● Task brief
Report how many lines of these entries hold the string "الشبهة"; reply with the number alone.

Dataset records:

======

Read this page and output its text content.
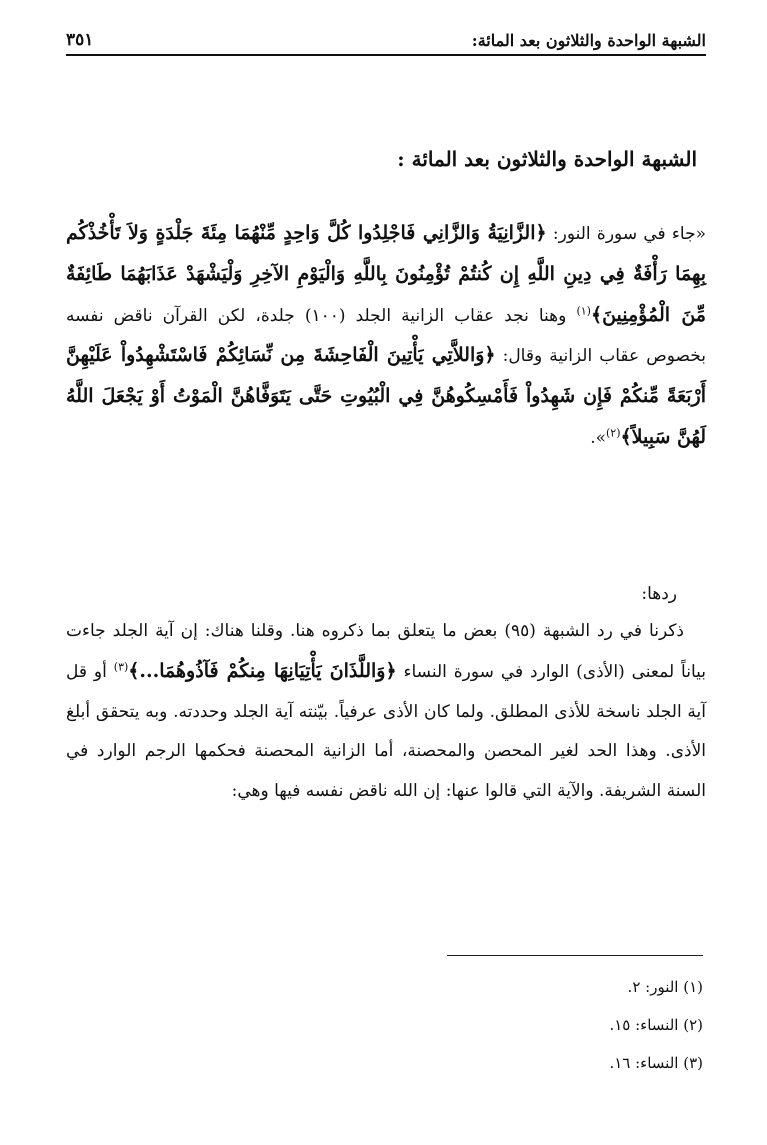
٣٥١	الشبهة الواحدة والثلاثون بعد المائة:
الشبهة الواحدة والثلاثون بعد المائة :

«جاء في سورة النور: ﴿الزَّانِيَةُ وَالزَّانِي فَاجْلِدُوا كُلَّ وَاحِدٍ مِّنْهُمَا مِئَةَ جَلْدَةٍ وَلاَ تَأْخُذْكُم بِهِمَا رَأْفَةٌ فِي دِينِ اللَّهِ إِن كُنتُمْ تُؤْمِنُونَ بِاللَّهِ وَالْيَوْمِ الآخِرِ وَلْيَشْهَدْ عَذَابَهُمَا طَائِفَةٌ مِّنَ الْمُؤْمِنِينَ﴾$^{(١)}$ وهنا نجد عقاب الزانية الجلد (١٠٠) جلدة، لكن القرآن ناقض نفسه بخصوص عقاب الزانية وقال: ﴿وَاللاَّتِي يَأْتِينَ الْفَاحِشَةَ مِن نِّسَائِكُمْ فَاسْتَشْهِدُواْ عَلَيْهِنَّ أَرْبَعَةً مِّنكُمْ فَإِن شَهِدُواْ فَأَمْسِكُوهُنَّ فِي الْبُيُوتِ حَتَّى يَتَوَفَّاهُنَّ الْمَوْتُ أَوْ يَجْعَلَ اللَّهُ لَهُنَّ سَبِيلاً﴾$^{(٢)}$».

ردها:

ذكرنا في رد الشبهة (٩٥) بعض ما يتعلق بما ذكروه هنا. وقلنا هناك: إن آية الجلد جاءت بياناً لمعنى (الأذى) الوارد في سورة النساء ﴿وَاللَّذَانَ يَأْتِيَانِهَا مِنكُمْ فَآذُوهُمَا...﴾$^{(٣)}$ أو قل آية الجلد ناسخة للأذى المطلق. ولما كان الأذى عرفياً. بيّنته آية الجلد وحددته. وبه يتحقق أبلغ الأذى. وهذا الحد لغير المحصن والمحصنة، أما الزانية المحصنة فحكمها الرجم الوارد في السنة الشريفة. والآية التي قالوا عنها: إن الله ناقض نفسه فيها وهي:

(١) النور: ٢.
(٢) النساء: ١٥.
(٣) النساء: ١٦.
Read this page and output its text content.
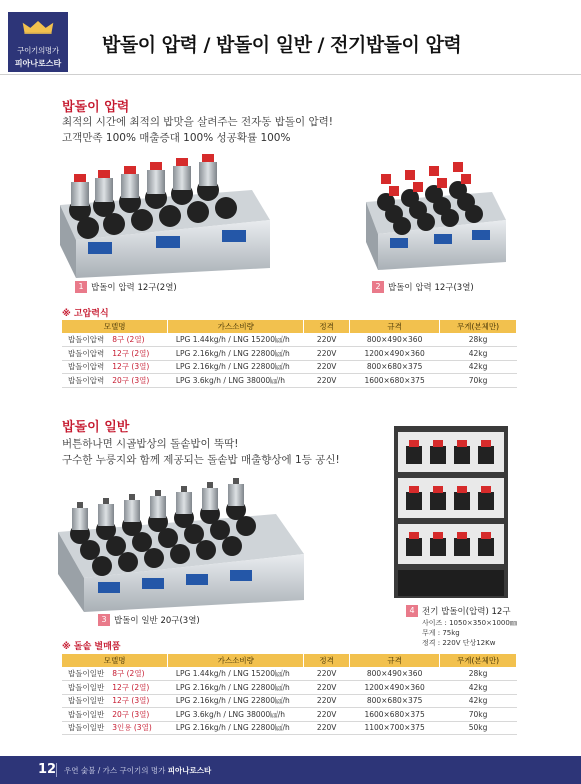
구이기의명가
피아나로스타
밥돌이 압력 / 밥돌이 일반 / 전기밥돌이 압력
밥돌이 압력
최적의 시간에 최적의 밥맛을 살려주는 전자동 밥돌이 압력!
고객만족 100% 매출증대 100% 성공확률 100%
1 밥돌이 압력 12구(2열)	2 밥돌이 압력 12구(3열)
※ 고압력식
모델명	가스소비량	정격	규격	무게(본체만)
밥돌이압력 8구 (2열)	LPG 1.44kg/h / LNG 15200㎉/h	220V	800×490×360	28kg
밥돌이압력 12구 (2열)	LPG 2.16kg/h / LNG 22800㎉/h	220V	1200×490×360	42kg
밥돌이압력 12구 (3열)	LPG 2.16kg/h / LNG 22800㎉/h	220V	800×680×375	42kg
밥돌이압력 20구 (3열)	LPG 3.6kg/h / LNG 38000㎉/h	220V	1600×680×375	70kg
밥돌이 일반
버튼하나면 시골밥상의 돌솥밥이 뚝딱!
구수한 누룽지와 함께 제공되는 돌솥밥 매출향상에 1등 공신!
3 밥돌이 일반 20구(3열)
4 전기 밥돌이(압력) 12구
사이즈 : 1050×350×1000㎜
무게 : 75kg
정격 : 220V 단상12Kw
※ 돌솥 별매품
모델명	가스소비량	정격	규격	무게(본체만)
밥돌이일반 8구 (2열)	LPG 1.44kg/h / LNG 15200㎉/h	220V	800×490×360	28kg
밥돌이일반 12구 (2열)	LPG 2.16kg/h / LNG 22800㎉/h	220V	1200×490×360	42kg
밥돌이일반 12구 (3열)	LPG 2.16kg/h / LNG 22800㎉/h	220V	800×680×375	42kg
밥돌이일반 20구 (3열)	LPG 3.6kg/h / LNG 38000㎉/h	220V	1600×680×375	70kg
밥돌이일반 3인용 (3열)	LPG 2.16kg/h / LNG 22800㎉/h	220V	1100×700×375	50kg
12 우연 숯불 / 가스 구이기의 명가 피아나로스타
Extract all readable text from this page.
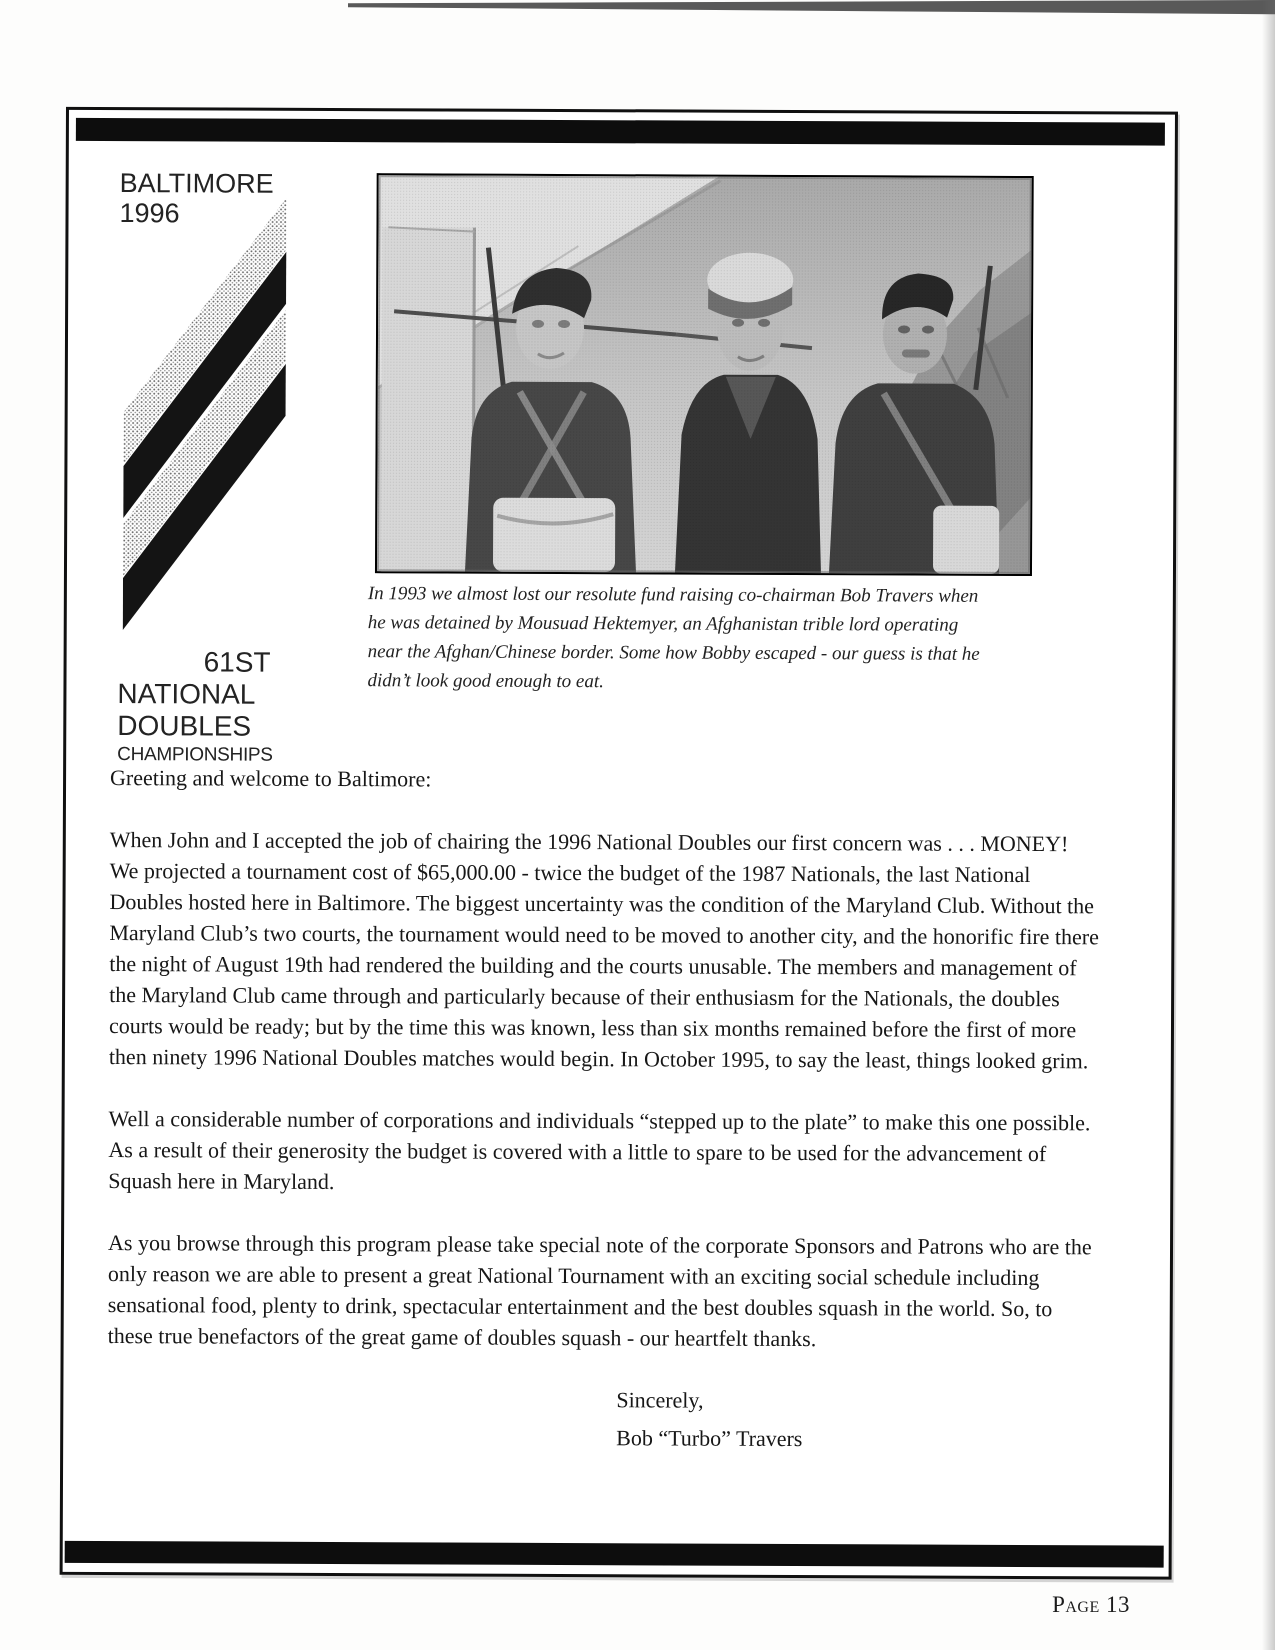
BALTIMORE
1996
61ST
NATIONAL
DOUBLES
CHAMPIONSHIPS

In 1993 we almost lost our resolute fund raising co-chairman Bob Travers when he was detained by Mousuad Hektemyer, an Afghanistan trible lord operating near the Afghan/Chinese border. Some how Bobby escaped - our guess is that he didn’t look good enough to eat.

Greeting and welcome to Baltimore:

When John and I accepted the job of chairing the 1996 National Doubles our first concern was . . . MONEY! We projected a tournament cost of $65,000.00 - twice the budget of the 1987 Nationals, the last National Doubles hosted here in Baltimore. The biggest uncertainty was the condition of the Maryland Club. Without the Maryland Club’s two courts, the tournament would need to be moved to another city, and the honorific fire there the night of August 19th had rendered the building and the courts unusable. The members and management of the Maryland Club came through and particularly because of their enthusiasm for the Nationals, the doubles courts would be ready; but by the time this was known, less than six months remained before the first of more then ninety 1996 National Doubles matches would begin. In October 1995, to say the least, things looked grim.

Well a considerable number of corporations and individuals “stepped up to the plate” to make this one possible. As a result of their generosity the budget is covered with a little to spare to be used for the advancement of Squash here in Maryland.

As you browse through this program please take special note of the corporate Sponsors and Patrons who are the only reason we are able to present a great National Tournament with an exciting social schedule including sensational food, plenty to drink, spectacular entertainment and the best doubles squash in the world. So, to these true benefactors of the great game of doubles squash - our heartfelt thanks.

Sincerely,

Bob “Turbo” Travers

Page 13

======

● Response to this exercise
3